[Recorded data]
----------------------------------------
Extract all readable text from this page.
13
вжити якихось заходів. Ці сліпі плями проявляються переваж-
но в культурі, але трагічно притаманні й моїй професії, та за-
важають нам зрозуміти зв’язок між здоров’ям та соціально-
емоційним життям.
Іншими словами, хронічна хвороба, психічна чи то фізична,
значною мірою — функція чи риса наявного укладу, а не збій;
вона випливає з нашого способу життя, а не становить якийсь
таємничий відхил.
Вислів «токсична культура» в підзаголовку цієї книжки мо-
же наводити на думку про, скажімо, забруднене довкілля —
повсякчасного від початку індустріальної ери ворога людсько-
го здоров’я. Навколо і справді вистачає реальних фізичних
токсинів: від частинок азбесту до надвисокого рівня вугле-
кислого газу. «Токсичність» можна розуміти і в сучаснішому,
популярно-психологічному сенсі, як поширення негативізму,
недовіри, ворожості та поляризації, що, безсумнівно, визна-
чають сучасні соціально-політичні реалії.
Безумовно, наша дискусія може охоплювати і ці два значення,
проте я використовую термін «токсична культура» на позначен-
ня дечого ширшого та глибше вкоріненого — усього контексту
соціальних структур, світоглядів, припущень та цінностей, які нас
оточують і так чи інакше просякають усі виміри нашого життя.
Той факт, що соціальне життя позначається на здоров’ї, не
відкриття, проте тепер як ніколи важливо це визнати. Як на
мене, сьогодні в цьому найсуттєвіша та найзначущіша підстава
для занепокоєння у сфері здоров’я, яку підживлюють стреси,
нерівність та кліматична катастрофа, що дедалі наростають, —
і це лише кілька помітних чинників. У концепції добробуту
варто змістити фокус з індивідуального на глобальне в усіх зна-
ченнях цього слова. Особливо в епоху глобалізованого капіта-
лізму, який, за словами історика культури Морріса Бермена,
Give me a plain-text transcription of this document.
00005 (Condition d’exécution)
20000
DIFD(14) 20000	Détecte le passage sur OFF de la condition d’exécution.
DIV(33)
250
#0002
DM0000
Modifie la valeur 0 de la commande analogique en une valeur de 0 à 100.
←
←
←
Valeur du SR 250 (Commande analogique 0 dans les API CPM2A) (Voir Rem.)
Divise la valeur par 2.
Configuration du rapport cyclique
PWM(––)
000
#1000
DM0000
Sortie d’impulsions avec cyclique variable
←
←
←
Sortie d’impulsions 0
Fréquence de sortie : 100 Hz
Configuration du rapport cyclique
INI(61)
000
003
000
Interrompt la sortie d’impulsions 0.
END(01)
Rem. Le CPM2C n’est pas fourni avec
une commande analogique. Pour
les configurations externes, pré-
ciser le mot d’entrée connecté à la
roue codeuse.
----------------------------------------
Return each line in the records that holds the string "культура".

Complete output:
Вислів «токсична культура» в підзаголовку цієї книжки мо-
проте я використовую термін «токсична культура» на позначен-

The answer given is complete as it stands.